As its title would suggest, the third song offers “counterpoint and conflict.” BW-174 “Like the music’s evocation of train crossings and warning bells, the lyrics tell us we’re in dangerous territory.” BW-176 In one example of wordplay, Verlaine sings “you complain of my DICK…shun.,” illustrating that “words (diction) are no substitute for nagging sexual desires unevenly fulfilled.” BW-176

“Marquee Moon”

The title cut, “featuring an exploratory Verlaine guitar solo,” PF clocks in around ten minutes, “miles away from the Ramones’ minimalist rock antics or Blondie’s ironic pop moves.” PF It has been “routinely praised…as one of the great guitar songs of all time.” BW-177 “For precedents, we’d have to go back to the expansive West Coast psychedelia of the Paul Butterfield Band’s “East-West” or even the Grateful Dead’s twin epics ‘Dark Star’ and “The Other One.’” PF


Critic Nick Kent called the song “beautiful, proudly contagious with a chorus that lodges itself in your subconscious like a bullet in the skull.” BW-183 There’s a rumour that Verlaine substitutes the word “television” for the word “elevation” in the refrain, making for an interesting meditation on the line “elevation (Television) don’t go to my head.” BW-183

The song also has an interesting story regarding its recording. Lloyd said, “We wanted to rent a rotating speaker to get the sound…but the rental people wanted way too much. So Andy came up with an idea. He took a microphone, and while I did the guitar solo to ‘Elevation,’ he stood in front of me in the studio, swinging this microphone around his head like a lasso. He nearly took my fucking nose off. I was backing up while I was playing.” OB

“Guiding Light”

**Goal**
Answer these questions from the song commentary above:
1. About how long does the title cut "Marquee Moon" run?
2. Which critic called a song "beautiful, proudly contagious with a chorus that lodges itself in your subconscious like a bullet in the skull"?
3. What did the band want to rent before Andy came up with his idea?

**Entries shown**
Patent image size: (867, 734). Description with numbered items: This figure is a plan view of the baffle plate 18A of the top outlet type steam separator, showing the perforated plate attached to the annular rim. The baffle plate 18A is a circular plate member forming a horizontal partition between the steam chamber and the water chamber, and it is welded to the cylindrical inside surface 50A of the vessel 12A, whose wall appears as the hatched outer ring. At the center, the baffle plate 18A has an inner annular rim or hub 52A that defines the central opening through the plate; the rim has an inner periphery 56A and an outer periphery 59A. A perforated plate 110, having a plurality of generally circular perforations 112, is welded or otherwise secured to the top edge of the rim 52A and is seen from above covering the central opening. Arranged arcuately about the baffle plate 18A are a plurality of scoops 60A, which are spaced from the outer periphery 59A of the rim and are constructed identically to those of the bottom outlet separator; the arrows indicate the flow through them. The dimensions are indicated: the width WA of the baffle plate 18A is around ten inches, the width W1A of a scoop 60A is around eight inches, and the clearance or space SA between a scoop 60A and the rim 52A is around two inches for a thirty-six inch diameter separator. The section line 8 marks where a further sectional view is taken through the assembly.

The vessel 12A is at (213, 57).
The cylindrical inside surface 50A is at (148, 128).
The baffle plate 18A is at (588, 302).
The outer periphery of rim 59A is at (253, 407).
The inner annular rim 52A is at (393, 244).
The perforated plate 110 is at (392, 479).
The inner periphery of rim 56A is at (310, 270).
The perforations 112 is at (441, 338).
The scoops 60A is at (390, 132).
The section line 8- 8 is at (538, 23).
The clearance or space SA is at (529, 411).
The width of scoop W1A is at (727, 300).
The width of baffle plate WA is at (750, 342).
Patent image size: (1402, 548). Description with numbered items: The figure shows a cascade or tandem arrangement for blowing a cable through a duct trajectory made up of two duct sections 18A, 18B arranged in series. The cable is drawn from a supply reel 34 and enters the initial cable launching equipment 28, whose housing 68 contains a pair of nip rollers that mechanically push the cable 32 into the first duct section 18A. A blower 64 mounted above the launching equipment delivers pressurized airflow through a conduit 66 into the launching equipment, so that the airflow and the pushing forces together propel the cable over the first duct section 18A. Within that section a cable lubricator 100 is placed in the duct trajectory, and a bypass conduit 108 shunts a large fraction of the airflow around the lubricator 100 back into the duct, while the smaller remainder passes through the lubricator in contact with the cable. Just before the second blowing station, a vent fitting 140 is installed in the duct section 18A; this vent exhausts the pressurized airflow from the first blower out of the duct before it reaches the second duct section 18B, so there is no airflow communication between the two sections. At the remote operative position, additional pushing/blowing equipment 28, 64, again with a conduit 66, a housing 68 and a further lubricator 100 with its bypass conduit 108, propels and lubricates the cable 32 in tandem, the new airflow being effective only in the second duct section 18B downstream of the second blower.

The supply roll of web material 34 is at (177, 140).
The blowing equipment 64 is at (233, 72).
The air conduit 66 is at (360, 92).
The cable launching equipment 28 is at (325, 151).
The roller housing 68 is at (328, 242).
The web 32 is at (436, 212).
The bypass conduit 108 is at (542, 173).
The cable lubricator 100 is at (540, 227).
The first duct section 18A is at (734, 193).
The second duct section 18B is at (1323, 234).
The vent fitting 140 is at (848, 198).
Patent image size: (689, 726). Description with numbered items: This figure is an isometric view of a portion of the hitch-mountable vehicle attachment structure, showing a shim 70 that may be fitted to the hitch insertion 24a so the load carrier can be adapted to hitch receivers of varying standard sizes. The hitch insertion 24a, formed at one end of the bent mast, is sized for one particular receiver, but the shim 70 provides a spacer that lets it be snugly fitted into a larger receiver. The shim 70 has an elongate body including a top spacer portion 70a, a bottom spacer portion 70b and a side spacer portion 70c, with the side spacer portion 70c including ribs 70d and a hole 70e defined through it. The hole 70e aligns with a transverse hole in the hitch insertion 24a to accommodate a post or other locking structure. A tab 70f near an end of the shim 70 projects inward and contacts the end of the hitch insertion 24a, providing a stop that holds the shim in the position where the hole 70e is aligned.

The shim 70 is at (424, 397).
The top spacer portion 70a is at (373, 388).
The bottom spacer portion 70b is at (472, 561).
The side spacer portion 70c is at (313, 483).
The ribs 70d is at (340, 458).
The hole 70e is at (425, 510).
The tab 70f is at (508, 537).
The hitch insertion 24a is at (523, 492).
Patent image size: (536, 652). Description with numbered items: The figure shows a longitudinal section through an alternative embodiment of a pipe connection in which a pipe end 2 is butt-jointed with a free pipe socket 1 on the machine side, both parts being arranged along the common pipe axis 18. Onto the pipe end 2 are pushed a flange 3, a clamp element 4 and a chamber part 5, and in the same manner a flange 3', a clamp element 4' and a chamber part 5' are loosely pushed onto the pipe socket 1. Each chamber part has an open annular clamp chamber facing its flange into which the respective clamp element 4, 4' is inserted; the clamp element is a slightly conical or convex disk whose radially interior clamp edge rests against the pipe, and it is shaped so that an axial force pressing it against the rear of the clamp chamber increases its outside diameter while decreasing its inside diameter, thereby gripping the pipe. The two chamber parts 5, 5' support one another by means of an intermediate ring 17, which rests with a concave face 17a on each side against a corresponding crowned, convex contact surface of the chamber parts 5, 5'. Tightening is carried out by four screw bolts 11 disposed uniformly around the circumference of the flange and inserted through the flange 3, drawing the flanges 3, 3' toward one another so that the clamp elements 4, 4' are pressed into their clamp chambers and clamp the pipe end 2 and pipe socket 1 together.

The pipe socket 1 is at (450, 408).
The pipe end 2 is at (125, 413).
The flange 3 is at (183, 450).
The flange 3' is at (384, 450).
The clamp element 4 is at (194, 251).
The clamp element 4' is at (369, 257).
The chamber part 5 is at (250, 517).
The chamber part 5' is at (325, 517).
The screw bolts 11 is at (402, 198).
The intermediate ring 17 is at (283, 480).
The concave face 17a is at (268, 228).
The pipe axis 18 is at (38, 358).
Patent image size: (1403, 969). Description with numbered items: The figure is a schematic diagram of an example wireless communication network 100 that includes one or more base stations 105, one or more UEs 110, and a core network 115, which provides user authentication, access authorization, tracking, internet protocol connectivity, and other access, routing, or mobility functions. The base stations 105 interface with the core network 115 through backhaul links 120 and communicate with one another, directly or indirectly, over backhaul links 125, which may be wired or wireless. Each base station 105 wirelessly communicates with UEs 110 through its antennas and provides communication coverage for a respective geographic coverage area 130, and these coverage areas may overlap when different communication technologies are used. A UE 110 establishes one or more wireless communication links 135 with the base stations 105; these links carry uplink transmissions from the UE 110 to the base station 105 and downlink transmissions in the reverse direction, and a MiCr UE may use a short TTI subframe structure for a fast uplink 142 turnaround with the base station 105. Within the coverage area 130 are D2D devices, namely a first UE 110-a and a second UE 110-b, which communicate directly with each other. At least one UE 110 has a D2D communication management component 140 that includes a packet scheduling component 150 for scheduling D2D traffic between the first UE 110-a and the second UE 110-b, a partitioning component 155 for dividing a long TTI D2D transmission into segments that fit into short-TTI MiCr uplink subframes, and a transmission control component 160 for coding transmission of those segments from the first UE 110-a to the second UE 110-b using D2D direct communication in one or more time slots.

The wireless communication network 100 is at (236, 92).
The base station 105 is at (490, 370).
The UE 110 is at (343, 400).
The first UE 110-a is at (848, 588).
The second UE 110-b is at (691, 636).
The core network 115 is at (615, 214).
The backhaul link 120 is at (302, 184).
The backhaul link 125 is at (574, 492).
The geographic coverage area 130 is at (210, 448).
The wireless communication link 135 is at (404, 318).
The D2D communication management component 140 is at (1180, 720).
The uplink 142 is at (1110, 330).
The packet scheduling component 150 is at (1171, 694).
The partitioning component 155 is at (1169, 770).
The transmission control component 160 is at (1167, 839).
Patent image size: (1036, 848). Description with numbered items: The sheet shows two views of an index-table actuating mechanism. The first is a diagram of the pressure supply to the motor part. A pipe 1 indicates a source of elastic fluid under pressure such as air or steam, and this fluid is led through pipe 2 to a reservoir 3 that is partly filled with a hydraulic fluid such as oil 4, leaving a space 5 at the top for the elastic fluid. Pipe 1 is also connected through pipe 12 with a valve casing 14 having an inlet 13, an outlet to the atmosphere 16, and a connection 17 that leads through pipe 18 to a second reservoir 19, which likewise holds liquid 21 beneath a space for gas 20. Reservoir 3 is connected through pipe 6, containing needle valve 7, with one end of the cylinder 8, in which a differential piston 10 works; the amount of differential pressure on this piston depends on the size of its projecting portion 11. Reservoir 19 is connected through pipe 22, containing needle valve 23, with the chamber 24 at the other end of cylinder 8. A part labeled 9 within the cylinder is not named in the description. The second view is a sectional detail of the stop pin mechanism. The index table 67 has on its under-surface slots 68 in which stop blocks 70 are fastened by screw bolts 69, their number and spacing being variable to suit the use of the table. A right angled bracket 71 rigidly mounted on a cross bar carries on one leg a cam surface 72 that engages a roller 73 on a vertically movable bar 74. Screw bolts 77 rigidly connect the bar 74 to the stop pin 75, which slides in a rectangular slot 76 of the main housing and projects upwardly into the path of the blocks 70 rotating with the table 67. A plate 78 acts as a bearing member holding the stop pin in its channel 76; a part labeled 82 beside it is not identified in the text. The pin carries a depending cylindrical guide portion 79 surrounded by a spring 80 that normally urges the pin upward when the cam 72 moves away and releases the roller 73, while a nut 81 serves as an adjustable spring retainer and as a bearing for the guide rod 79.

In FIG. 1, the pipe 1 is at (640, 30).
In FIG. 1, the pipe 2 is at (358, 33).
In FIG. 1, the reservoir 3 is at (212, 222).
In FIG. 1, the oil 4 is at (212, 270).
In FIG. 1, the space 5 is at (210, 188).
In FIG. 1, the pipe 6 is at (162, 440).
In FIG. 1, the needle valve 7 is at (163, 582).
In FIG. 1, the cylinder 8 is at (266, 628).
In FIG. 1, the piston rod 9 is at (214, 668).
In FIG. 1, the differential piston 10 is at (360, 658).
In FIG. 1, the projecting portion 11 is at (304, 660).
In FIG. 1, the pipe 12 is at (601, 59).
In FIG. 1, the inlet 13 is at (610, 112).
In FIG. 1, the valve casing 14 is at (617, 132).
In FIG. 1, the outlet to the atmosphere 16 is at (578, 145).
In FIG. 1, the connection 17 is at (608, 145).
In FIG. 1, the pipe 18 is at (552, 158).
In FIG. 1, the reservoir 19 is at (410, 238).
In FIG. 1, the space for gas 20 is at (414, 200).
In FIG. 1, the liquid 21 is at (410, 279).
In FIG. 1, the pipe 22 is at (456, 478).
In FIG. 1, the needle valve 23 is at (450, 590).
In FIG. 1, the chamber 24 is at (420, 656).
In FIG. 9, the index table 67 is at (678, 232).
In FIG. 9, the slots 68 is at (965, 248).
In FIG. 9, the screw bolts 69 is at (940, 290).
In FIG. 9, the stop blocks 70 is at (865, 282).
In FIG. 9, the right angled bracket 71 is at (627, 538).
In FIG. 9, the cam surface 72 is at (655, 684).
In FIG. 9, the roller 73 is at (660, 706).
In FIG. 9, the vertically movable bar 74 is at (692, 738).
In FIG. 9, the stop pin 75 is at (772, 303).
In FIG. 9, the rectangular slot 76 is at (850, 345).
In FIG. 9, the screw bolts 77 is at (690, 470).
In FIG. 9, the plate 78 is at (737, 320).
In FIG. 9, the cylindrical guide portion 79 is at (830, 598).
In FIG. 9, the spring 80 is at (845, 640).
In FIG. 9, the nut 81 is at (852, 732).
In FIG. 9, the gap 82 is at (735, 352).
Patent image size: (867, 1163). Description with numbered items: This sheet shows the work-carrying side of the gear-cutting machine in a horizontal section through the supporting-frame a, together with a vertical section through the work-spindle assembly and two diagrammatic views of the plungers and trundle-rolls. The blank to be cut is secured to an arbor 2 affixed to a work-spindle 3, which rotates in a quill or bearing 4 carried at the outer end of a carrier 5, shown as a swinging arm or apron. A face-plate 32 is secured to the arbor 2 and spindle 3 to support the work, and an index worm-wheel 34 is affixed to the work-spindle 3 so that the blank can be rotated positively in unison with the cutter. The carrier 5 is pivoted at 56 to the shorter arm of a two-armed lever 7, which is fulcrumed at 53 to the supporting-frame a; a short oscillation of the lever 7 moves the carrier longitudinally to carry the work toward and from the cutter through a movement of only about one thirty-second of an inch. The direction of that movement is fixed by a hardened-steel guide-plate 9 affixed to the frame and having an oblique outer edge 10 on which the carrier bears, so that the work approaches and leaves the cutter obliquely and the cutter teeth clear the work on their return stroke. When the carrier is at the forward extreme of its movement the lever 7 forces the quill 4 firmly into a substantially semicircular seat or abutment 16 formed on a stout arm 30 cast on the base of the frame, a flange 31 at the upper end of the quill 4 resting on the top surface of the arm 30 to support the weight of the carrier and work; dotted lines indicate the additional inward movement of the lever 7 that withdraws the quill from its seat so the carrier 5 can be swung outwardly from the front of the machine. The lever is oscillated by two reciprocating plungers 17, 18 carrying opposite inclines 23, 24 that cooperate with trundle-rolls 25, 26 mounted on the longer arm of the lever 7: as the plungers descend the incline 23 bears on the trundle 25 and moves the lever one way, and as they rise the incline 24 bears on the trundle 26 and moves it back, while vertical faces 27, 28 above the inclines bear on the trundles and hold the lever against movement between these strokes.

**Response**
1. Around ten minutes.
2. Nick Kent.
3. A rotating speaker.